Data tied to figure images:
====

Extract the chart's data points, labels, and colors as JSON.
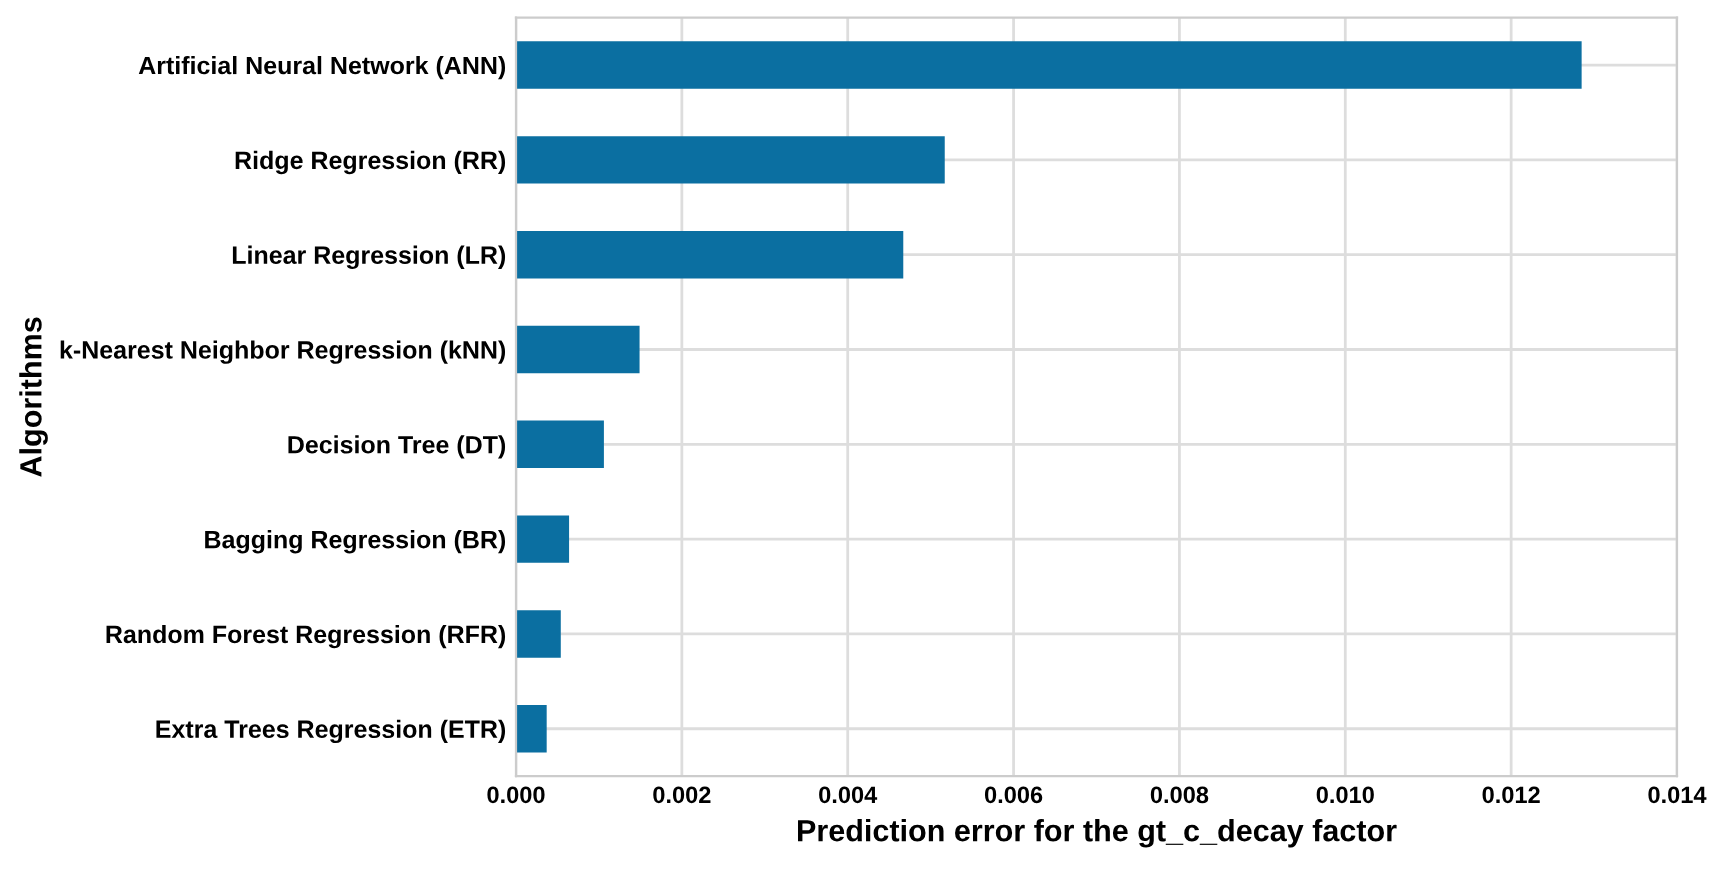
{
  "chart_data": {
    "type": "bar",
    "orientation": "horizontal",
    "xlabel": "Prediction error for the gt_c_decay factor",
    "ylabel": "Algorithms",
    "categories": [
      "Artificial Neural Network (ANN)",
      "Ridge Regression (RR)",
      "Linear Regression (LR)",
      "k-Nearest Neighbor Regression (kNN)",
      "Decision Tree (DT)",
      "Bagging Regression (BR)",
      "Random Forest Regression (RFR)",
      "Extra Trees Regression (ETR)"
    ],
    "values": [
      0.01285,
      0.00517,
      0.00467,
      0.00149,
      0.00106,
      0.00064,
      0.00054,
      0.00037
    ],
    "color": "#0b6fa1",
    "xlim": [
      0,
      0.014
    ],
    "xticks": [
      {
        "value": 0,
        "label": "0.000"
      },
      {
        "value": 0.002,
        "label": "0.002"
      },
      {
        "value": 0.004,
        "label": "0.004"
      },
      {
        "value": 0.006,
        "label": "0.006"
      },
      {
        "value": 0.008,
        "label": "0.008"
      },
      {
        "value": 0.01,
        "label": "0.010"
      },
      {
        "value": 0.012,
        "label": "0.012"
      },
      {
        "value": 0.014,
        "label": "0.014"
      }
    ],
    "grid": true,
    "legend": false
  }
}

====

§ Objective: Copy all the entries word for word. Omit any pictures.

§ Reply to the task:
Extract the chart's data points, labels, and colors as JSON.
{
  "chart_data": {
    "type": "bar",
    "orientation": "horizontal",
    "xlabel": "Prediction error for the gt_c_decay factor",
    "ylabel": "Algorithms",
    "categories": [
      "Artificial Neural Network (ANN)",
      "Ridge Regression (RR)",
      "Linear Regression (LR)",
      "k-Nearest Neighbor Regression (kNN)",
      "Decision Tree (DT)",
      "Bagging Regression (BR)",
      "Random Forest Regression (RFR)",
      "Extra Trees Regression (ETR)"
    ],
    "values": [
      0.01285,
      0.00517,
      0.00467,
      0.00149,
      0.00106,
      0.00064,
      0.00054,
      0.00037
    ],
    "color": "#0b6fa1",
    "xlim": [
      0,
      0.014
    ],
    "xticks": [
      {
        "value": 0,
        "label": "0.000"
      },
      {
        "value": 0.002,
        "label": "0.002"
      },
      {
        "value": 0.004,
        "label": "0.004"
      },
      {
        "value": 0.006,
        "label": "0.006"
      },
      {
        "value": 0.008,
        "label": "0.008"
      },
      {
        "value": 0.01,
        "label": "0.010"
      },
      {
        "value": 0.012,
        "label": "0.012"
      },
      {
        "value": 0.014,
        "label": "0.014"
      }
    ],
    "grid": true,
    "legend": false
  }
}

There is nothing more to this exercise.